(Excerpt from a dataset)
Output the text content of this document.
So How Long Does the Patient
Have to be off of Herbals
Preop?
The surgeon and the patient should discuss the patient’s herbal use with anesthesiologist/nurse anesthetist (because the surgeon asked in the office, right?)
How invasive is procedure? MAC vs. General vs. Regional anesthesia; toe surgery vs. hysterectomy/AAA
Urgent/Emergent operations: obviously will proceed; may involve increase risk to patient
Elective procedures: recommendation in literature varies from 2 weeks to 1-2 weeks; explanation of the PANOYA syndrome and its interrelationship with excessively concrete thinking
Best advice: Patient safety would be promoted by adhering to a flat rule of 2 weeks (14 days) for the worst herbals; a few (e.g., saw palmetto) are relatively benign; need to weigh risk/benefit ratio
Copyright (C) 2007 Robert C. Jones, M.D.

Request:
Print the entries exactly. Include every one.

Correct answer:
Output the text content of this document.
So How Long Does the Patient
Have to be off of Herbals
Preop?
The surgeon and the patient should discuss the patient’s herbal use with anesthesiologist/nurse anesthetist (because the surgeon asked in the office, right?)
How invasive is procedure? MAC vs. General vs. Regional anesthesia; toe surgery vs. hysterectomy/AAA
Urgent/Emergent operations: obviously will proceed; may involve increase risk to patient
Elective procedures: recommendation in literature varies from 2 weeks to 1-2 weeks; explanation of the PANOYA syndrome and its interrelationship with excessively concrete thinking
Best advice: Patient safety would be promoted by adhering to a flat rule of 2 weeks (14 days) for the worst herbals; a few (e.g., saw palmetto) are relatively benign; need to weigh risk/benefit ratio
Copyright (C) 2007 Robert C. Jones, M.D.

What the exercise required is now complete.